◆ Problem to work on
When the string "vilken" occurs in a line of the records, show that line.

+===+

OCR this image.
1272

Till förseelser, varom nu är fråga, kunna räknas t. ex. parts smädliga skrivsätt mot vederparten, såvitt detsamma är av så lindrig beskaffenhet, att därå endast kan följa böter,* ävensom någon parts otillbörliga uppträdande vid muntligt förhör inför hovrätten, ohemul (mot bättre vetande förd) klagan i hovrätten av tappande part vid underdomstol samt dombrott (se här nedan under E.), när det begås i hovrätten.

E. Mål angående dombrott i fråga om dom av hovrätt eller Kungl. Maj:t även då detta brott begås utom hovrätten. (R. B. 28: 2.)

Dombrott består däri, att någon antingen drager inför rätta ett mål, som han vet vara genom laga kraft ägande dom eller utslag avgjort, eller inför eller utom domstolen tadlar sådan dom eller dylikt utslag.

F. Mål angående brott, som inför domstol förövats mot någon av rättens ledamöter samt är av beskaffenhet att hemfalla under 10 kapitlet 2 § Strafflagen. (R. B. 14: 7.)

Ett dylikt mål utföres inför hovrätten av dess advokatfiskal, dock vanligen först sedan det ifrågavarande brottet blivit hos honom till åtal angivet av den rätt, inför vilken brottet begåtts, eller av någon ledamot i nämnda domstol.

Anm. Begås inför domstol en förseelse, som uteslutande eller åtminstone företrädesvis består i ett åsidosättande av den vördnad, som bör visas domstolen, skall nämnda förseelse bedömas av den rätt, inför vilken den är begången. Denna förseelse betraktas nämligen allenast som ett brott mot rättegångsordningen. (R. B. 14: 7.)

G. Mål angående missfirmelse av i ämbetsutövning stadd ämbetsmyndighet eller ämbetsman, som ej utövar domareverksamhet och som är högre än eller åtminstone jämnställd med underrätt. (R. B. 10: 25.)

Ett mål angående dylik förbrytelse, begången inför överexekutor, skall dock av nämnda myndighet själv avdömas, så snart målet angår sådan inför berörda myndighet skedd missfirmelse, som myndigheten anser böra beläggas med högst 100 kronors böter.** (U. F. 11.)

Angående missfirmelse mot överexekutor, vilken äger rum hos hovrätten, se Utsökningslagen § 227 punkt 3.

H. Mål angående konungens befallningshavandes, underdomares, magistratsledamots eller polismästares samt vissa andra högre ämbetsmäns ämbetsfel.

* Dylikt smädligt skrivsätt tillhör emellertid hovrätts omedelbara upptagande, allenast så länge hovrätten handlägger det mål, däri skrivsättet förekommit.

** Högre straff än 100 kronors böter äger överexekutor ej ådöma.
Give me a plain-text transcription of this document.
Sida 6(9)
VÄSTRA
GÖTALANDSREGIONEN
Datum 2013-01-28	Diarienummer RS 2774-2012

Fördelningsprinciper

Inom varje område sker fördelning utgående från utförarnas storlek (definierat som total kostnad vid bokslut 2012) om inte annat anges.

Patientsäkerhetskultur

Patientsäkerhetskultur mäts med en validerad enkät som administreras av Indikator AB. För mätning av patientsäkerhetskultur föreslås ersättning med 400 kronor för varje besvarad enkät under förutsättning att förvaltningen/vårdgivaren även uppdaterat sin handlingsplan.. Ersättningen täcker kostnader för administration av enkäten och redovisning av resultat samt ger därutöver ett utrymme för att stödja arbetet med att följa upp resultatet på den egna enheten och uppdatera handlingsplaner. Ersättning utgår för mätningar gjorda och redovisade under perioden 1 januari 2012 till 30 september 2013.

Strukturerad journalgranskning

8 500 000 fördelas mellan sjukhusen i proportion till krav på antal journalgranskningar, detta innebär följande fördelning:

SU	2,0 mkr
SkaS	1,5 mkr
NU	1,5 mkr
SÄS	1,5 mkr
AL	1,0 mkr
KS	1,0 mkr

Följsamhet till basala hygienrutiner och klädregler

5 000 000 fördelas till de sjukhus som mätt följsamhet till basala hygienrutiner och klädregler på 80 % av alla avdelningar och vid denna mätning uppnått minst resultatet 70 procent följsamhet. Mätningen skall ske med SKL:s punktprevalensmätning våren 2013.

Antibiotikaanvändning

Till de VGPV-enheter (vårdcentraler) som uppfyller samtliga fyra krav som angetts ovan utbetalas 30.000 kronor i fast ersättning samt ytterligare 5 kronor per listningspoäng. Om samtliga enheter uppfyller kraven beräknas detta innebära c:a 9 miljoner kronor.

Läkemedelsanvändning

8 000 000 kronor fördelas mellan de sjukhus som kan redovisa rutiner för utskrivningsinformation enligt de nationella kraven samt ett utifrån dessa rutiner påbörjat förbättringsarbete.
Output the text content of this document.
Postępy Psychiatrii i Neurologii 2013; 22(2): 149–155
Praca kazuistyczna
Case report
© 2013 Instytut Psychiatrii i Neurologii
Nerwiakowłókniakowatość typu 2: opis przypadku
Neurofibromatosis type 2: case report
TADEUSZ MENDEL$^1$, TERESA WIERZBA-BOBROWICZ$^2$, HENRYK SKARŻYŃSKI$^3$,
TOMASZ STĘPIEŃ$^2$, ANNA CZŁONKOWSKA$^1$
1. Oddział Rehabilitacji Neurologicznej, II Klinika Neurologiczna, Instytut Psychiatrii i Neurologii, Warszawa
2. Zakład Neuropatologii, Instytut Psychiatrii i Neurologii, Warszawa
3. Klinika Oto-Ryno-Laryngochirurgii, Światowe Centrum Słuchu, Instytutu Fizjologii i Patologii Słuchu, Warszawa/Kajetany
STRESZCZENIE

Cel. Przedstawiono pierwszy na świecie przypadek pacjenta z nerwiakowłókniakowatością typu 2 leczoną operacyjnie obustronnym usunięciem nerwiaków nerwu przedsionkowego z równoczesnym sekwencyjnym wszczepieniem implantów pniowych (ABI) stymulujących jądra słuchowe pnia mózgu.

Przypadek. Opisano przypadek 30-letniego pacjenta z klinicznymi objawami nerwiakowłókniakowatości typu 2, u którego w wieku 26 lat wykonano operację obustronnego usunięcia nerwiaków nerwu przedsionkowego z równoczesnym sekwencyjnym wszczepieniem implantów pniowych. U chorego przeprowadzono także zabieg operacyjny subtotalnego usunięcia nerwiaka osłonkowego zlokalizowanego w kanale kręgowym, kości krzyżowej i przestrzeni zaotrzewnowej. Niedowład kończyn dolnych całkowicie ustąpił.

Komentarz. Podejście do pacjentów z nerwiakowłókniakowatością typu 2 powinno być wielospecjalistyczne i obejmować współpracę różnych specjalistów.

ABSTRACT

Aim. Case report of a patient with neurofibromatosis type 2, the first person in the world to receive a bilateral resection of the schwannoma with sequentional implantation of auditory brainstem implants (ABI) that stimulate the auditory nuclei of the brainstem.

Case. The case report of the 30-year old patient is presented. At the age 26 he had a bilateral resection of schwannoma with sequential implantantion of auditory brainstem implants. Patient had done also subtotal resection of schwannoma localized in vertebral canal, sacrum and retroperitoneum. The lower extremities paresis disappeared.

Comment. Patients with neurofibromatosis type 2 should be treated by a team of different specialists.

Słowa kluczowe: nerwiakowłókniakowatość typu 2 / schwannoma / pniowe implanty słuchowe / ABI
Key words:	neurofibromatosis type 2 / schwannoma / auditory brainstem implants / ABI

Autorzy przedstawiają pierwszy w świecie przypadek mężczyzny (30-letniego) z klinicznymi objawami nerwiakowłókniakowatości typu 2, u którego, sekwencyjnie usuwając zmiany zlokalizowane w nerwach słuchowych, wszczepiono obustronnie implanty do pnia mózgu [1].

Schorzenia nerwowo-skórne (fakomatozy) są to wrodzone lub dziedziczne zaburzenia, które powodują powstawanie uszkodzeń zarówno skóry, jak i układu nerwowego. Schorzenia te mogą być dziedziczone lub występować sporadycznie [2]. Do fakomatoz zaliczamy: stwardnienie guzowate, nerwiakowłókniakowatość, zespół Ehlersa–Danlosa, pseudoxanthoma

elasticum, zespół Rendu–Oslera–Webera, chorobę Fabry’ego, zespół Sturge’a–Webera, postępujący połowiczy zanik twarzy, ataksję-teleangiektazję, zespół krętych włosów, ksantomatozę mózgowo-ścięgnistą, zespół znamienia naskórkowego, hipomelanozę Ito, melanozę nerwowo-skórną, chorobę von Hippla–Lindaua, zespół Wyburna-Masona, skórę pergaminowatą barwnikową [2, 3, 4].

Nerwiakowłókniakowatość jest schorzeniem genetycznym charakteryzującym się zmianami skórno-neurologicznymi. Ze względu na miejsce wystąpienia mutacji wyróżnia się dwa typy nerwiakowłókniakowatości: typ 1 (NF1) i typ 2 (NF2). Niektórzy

+===+

◆ Your response
Ett dylikt mål utföres inför hovrätten av dess advokatfiskal, dock vanligen först sedan det ifrågavarande brottet blivit hos honom till åtal angivet av den rätt, inför vilken brottet begåtts, eller av någon ledamot i nämnda domstol.
Anm. Begås inför domstol en förseelse, som uteslutande eller åtminstone företrädesvis består i ett åsidosättande av den vördnad, som bör visas domstolen, skall nämnda förseelse bedömas av den rätt, inför vilken den är begången. Denna förseelse betraktas nämligen allenast som ett brott mot rättegångsordningen. (R. B. 14: 7.)
Angående missfirmelse mot överexekutor, vilken äger rum hos hovrätten, se Utsökningslagen § 227 punkt 3.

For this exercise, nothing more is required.